• **GIVEN REQUEST**
Pick out all lines in the listing holding the string "caption" and copy them.

• **EXCERPTED DATA**

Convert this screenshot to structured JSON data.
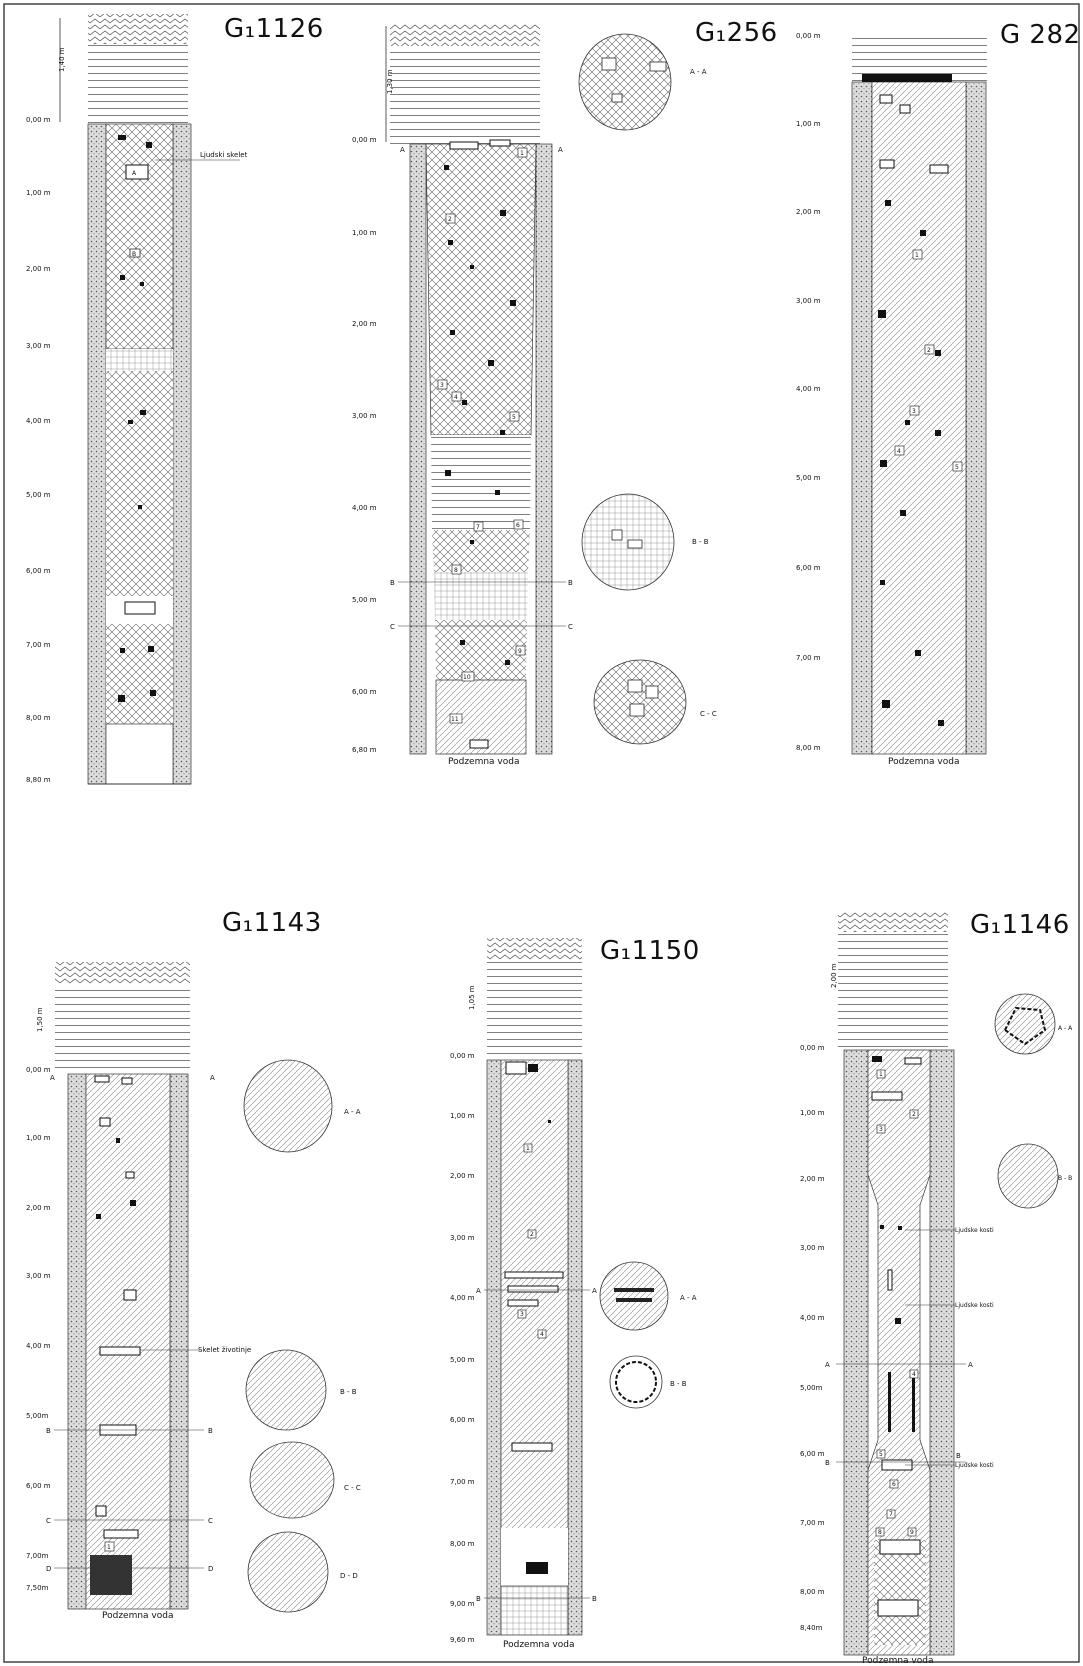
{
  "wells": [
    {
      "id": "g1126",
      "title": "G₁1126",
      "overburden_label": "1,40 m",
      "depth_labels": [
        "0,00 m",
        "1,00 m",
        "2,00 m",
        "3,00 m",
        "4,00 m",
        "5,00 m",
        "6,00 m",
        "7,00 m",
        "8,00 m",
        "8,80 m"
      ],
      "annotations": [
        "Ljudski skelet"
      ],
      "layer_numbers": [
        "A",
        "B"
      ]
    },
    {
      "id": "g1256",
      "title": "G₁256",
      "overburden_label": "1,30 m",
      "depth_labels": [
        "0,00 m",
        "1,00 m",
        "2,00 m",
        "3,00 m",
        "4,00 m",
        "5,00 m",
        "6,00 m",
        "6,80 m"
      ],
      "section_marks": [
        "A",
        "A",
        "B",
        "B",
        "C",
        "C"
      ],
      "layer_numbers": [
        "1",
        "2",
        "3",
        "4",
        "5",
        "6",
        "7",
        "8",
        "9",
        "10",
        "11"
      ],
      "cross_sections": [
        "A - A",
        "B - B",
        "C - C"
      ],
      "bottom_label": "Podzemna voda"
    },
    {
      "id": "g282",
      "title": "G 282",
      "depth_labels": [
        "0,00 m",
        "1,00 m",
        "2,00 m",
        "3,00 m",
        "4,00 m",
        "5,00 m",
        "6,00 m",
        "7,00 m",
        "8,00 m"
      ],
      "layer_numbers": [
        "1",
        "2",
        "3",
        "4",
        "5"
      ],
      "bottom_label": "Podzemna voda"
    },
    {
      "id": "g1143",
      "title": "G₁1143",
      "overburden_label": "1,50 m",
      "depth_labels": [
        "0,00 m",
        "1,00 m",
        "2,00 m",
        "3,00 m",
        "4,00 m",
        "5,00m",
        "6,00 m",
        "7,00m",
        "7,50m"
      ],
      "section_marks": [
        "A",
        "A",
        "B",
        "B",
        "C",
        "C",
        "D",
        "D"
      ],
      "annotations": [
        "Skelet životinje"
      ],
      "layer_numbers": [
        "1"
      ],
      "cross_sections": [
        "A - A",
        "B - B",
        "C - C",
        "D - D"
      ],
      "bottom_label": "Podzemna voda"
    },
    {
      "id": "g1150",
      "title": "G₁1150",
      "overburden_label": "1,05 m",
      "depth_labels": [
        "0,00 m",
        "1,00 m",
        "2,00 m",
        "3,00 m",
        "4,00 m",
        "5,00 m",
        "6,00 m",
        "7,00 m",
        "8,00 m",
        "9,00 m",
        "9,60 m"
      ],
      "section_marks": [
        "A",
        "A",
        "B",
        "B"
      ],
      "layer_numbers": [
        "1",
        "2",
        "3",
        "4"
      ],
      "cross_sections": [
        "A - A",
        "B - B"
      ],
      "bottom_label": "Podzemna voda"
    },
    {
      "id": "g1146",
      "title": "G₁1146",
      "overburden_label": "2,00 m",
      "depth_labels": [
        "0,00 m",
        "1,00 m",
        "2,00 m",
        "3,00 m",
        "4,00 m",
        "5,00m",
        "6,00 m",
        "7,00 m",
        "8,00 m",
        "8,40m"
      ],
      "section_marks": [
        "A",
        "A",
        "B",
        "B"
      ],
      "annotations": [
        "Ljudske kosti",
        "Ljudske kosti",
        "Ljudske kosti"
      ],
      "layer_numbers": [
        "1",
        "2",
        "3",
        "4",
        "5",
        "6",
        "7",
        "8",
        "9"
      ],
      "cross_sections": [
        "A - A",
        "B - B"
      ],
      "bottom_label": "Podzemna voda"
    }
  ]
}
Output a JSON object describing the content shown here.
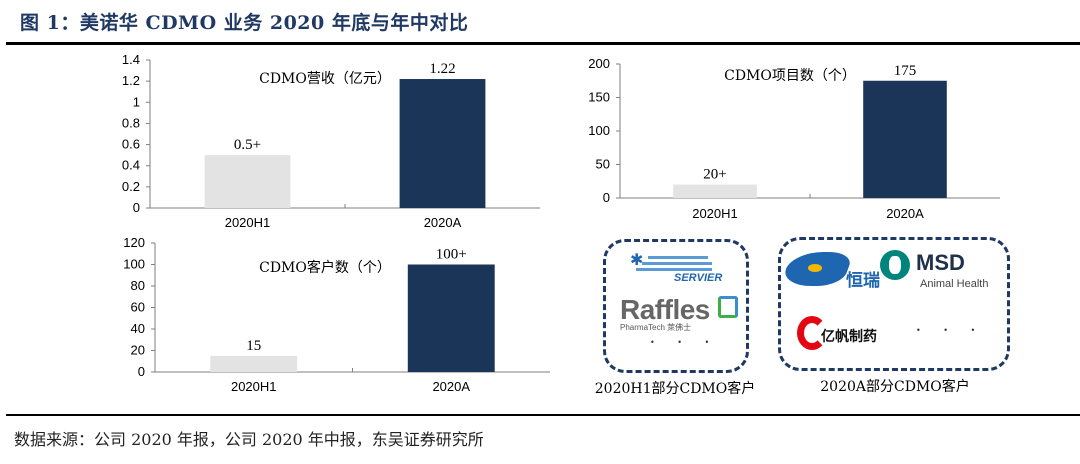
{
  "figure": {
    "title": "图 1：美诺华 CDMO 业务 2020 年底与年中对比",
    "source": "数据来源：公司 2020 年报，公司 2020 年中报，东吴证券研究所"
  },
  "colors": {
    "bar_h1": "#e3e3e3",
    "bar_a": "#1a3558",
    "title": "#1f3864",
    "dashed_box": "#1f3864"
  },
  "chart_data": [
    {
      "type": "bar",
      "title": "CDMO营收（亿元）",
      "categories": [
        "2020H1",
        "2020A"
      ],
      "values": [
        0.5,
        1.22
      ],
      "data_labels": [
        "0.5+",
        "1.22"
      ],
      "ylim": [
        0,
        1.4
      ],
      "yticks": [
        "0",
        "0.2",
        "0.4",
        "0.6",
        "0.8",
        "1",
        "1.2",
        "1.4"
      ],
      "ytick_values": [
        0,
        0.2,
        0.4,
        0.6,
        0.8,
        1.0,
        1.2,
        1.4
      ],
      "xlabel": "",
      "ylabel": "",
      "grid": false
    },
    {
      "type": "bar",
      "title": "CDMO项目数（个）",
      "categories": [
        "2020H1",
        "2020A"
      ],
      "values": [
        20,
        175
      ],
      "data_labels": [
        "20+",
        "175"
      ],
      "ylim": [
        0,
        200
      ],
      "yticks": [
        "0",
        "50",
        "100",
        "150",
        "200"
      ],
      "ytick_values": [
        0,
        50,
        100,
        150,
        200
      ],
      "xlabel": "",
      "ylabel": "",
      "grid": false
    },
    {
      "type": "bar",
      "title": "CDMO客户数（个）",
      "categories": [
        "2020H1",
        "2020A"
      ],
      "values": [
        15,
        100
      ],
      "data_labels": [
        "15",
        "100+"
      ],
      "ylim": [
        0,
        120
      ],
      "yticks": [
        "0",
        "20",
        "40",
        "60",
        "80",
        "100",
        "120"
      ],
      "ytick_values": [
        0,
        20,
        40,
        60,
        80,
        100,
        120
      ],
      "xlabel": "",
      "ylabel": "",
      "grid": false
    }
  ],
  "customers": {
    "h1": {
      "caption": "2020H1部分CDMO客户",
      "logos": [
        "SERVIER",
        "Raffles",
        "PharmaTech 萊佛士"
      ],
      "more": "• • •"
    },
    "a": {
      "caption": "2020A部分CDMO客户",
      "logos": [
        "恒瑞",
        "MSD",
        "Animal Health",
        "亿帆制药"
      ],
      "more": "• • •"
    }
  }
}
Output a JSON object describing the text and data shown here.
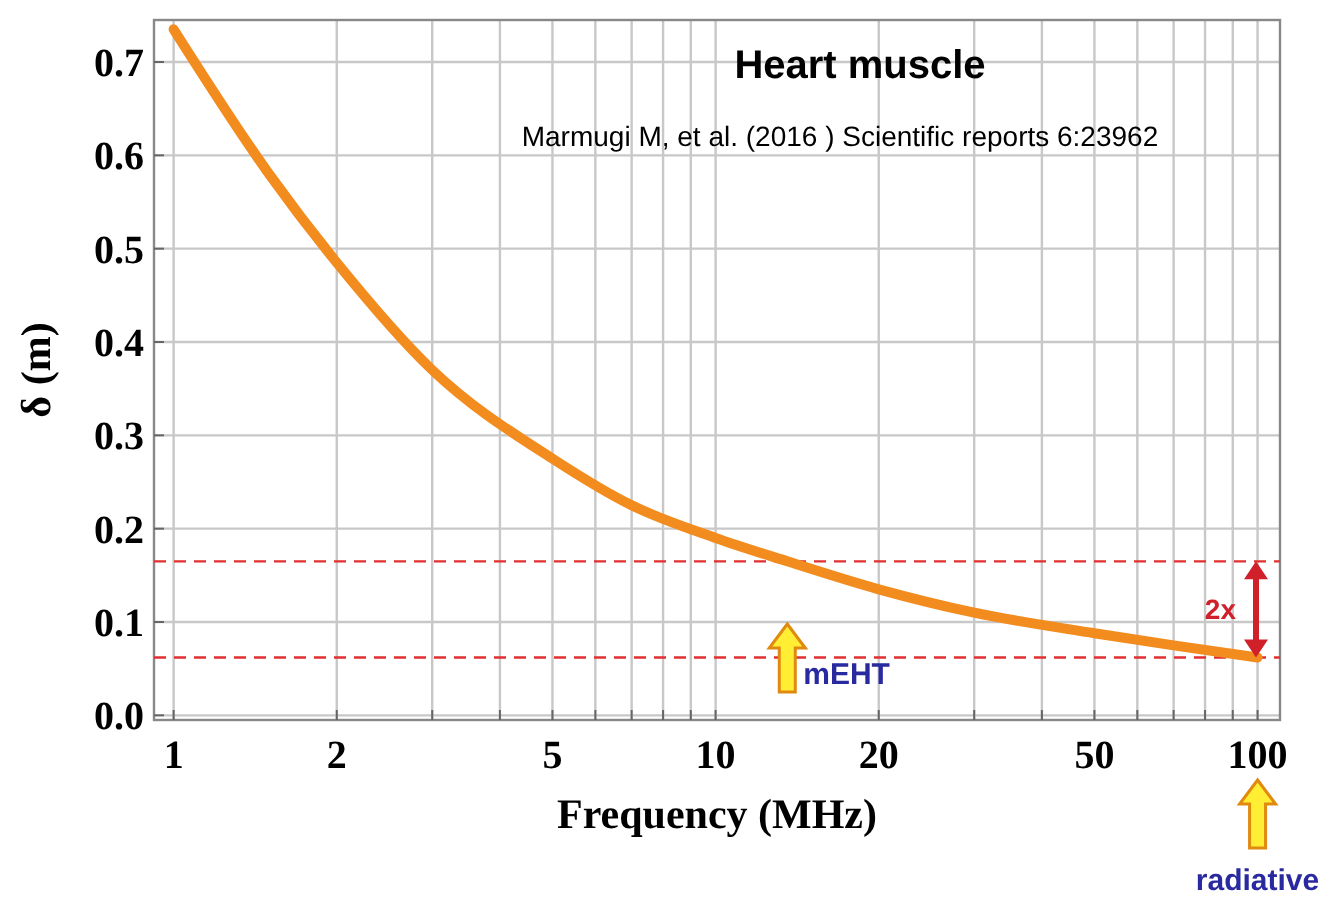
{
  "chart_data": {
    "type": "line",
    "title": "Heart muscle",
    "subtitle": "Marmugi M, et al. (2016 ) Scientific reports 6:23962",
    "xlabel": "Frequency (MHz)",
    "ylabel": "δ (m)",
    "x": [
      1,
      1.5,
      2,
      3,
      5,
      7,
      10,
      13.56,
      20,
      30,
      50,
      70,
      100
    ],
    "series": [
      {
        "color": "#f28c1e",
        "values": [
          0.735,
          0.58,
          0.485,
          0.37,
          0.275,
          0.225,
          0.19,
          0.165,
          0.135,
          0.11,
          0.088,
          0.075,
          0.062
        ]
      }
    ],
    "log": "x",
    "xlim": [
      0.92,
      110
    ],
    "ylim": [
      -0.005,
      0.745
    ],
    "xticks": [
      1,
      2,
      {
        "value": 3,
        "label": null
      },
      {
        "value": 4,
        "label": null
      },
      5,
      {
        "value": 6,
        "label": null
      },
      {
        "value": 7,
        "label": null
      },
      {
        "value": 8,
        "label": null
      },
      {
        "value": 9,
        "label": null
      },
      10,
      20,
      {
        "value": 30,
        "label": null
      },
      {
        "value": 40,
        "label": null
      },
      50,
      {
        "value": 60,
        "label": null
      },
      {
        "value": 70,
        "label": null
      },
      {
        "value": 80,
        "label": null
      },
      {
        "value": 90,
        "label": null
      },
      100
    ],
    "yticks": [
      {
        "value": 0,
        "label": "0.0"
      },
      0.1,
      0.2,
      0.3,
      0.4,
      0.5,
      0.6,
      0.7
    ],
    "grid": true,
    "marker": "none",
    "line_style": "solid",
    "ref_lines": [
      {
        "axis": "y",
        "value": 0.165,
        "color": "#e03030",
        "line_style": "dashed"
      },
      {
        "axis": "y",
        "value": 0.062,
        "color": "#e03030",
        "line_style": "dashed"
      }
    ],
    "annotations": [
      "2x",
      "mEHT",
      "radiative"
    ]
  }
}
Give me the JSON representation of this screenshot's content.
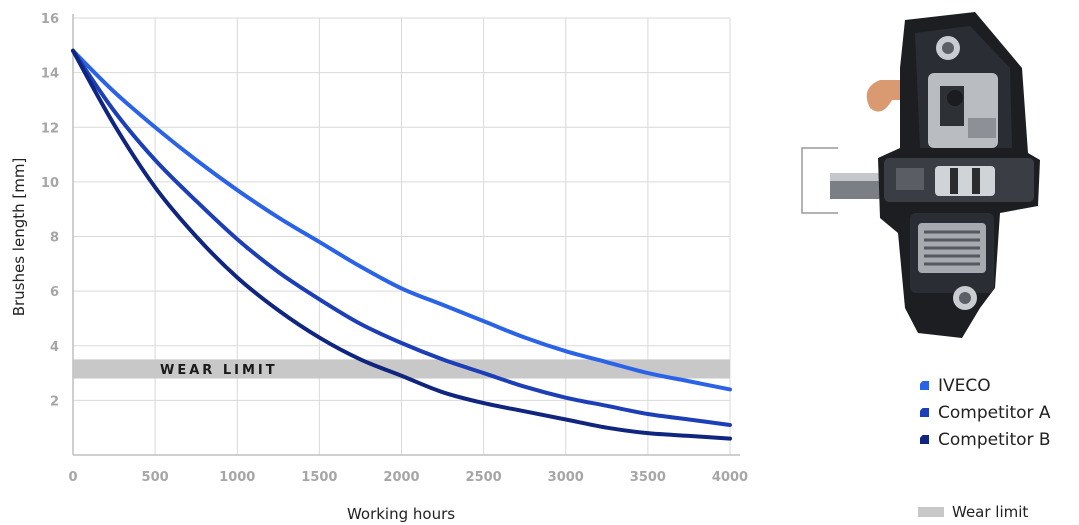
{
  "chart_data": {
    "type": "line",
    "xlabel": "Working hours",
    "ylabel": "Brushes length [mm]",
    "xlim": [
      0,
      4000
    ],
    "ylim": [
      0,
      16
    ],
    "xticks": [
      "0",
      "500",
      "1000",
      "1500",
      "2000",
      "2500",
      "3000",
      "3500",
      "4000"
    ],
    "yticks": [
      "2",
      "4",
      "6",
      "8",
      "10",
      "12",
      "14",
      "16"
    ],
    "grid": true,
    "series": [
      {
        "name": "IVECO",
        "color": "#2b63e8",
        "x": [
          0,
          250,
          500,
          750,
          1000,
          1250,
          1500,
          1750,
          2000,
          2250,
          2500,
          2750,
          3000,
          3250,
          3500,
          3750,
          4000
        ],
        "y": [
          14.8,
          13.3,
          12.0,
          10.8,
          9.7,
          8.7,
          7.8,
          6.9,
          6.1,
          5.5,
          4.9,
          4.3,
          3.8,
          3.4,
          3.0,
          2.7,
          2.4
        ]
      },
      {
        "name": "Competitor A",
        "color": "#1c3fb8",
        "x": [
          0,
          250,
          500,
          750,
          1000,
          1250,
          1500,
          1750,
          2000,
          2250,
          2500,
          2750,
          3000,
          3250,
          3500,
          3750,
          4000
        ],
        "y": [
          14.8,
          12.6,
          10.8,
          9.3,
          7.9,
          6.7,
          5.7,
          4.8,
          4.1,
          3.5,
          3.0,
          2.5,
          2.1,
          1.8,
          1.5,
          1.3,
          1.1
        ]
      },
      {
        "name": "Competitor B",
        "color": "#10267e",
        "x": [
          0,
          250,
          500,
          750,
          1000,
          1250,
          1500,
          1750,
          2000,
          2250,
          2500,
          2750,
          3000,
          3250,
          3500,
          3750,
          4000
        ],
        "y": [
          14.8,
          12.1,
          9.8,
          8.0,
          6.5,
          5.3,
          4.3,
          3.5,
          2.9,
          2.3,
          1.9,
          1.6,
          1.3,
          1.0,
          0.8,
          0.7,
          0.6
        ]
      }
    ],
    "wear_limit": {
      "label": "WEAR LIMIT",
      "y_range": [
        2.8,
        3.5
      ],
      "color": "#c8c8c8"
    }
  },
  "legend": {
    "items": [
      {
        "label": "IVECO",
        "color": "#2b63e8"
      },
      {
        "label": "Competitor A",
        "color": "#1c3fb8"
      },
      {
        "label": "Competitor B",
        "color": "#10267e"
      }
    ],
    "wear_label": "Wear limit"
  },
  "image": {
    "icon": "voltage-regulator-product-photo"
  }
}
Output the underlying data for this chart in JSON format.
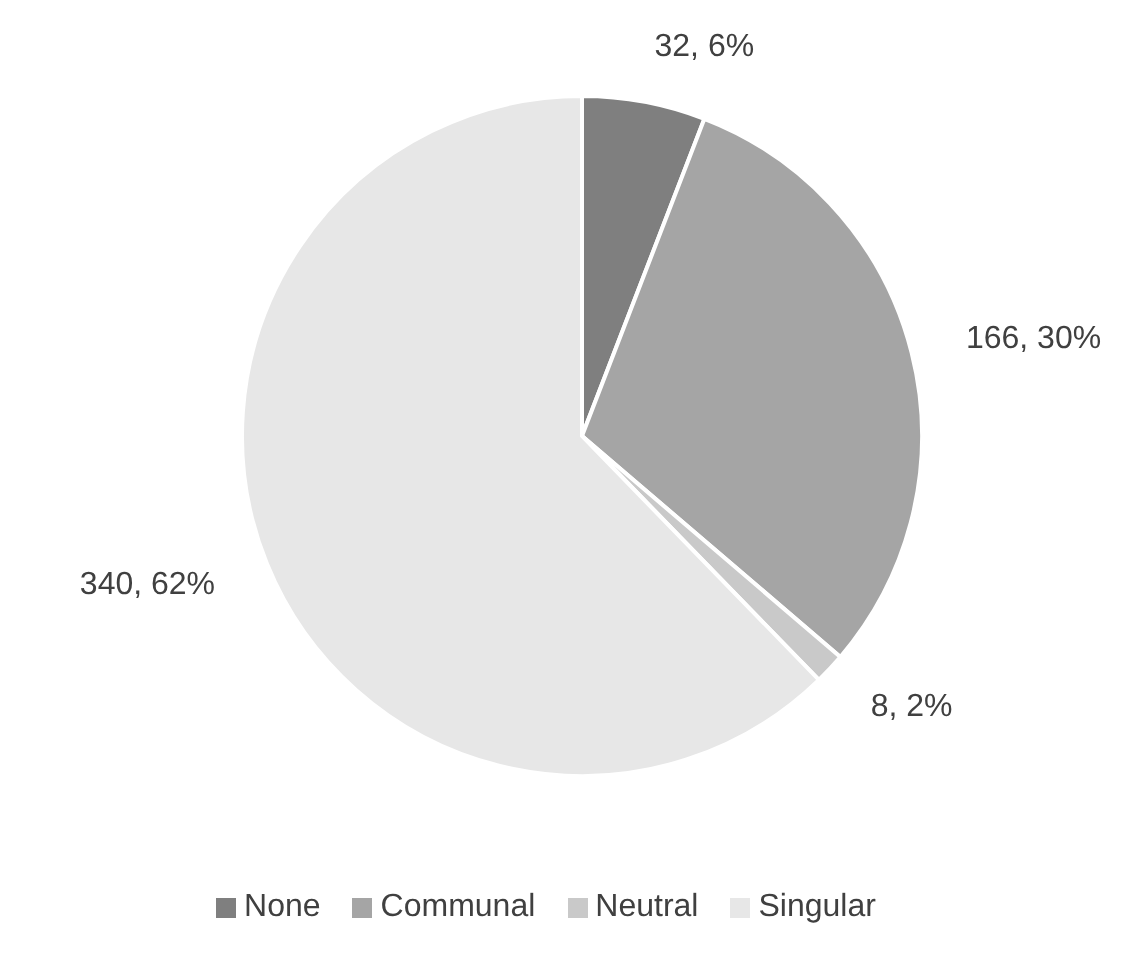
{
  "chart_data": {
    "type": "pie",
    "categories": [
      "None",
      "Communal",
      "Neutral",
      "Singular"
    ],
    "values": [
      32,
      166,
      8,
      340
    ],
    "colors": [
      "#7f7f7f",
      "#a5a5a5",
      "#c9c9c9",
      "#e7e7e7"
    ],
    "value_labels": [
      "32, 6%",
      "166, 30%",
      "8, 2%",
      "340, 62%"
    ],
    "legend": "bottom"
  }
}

• **COMPLETED TASK**
      "caption": "2020H1部分CDMO客户",
      "caption": "2020A部分CDMO客户",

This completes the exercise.